------ Record list

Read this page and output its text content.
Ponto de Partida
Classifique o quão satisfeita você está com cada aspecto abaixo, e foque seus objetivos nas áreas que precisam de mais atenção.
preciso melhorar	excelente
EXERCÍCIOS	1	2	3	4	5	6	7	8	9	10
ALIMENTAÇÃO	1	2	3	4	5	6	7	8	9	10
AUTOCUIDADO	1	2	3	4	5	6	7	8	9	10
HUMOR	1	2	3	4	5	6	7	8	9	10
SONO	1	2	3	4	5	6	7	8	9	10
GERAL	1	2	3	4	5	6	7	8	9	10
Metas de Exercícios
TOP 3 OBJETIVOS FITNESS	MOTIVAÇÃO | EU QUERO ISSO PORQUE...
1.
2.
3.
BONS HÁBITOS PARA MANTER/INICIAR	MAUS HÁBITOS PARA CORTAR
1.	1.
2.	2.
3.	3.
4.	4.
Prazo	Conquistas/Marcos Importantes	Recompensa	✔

------------

=== Required task ===
Write every record out again, unaltered.

=== Solved problem ===
Read this page and output its text content.
Ponto de Partida
Classifique o quão satisfeita você está com cada aspecto abaixo, e foque seus objetivos nas áreas que precisam de mais atenção.
preciso melhorar	excelente
EXERCÍCIOS	1	2	3	4	5	6	7	8	9	10
ALIMENTAÇÃO	1	2	3	4	5	6	7	8	9	10
AUTOCUIDADO	1	2	3	4	5	6	7	8	9	10
HUMOR	1	2	3	4	5	6	7	8	9	10
SONO	1	2	3	4	5	6	7	8	9	10
GERAL	1	2	3	4	5	6	7	8	9	10
Metas de Exercícios
TOP 3 OBJETIVOS FITNESS	MOTIVAÇÃO | EU QUERO ISSO PORQUE...
1.
2.
3.
BONS HÁBITOS PARA MANTER/INICIAR	MAUS HÁBITOS PARA CORTAR
1.	1.
2.	2.
3.	3.
4.	4.
Prazo	Conquistas/Marcos Importantes	Recompensa	✔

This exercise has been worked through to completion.